» What is expected:
Review the material line by line. Identify and copy every line that contains the string "novembro".

» Supplied data:
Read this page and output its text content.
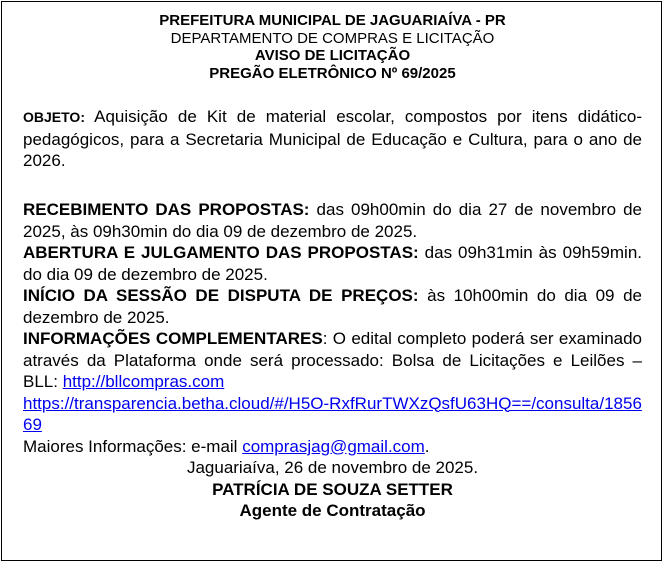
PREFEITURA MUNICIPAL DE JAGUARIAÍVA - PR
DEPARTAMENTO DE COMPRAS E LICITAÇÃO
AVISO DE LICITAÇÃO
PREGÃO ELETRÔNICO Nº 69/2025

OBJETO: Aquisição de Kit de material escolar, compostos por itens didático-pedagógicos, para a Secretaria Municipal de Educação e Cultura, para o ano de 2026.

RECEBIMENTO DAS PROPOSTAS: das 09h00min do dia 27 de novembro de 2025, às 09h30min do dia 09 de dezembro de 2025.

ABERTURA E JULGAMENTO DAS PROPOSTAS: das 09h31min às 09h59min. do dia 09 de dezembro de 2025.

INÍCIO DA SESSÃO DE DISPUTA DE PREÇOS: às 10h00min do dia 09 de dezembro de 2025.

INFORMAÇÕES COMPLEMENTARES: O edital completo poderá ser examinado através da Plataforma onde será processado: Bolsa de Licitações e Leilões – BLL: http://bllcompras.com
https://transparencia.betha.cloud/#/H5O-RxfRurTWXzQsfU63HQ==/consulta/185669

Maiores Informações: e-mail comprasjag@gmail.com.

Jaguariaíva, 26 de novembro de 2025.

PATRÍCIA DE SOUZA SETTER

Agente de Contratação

» Task result:
RECEBIMENTO DAS PROPOSTAS: das 09h00min do dia 27 de novembro de 2025, às 09h30min do dia 09 de dezembro de 2025.
Jaguariaíva, 26 de novembro de 2025.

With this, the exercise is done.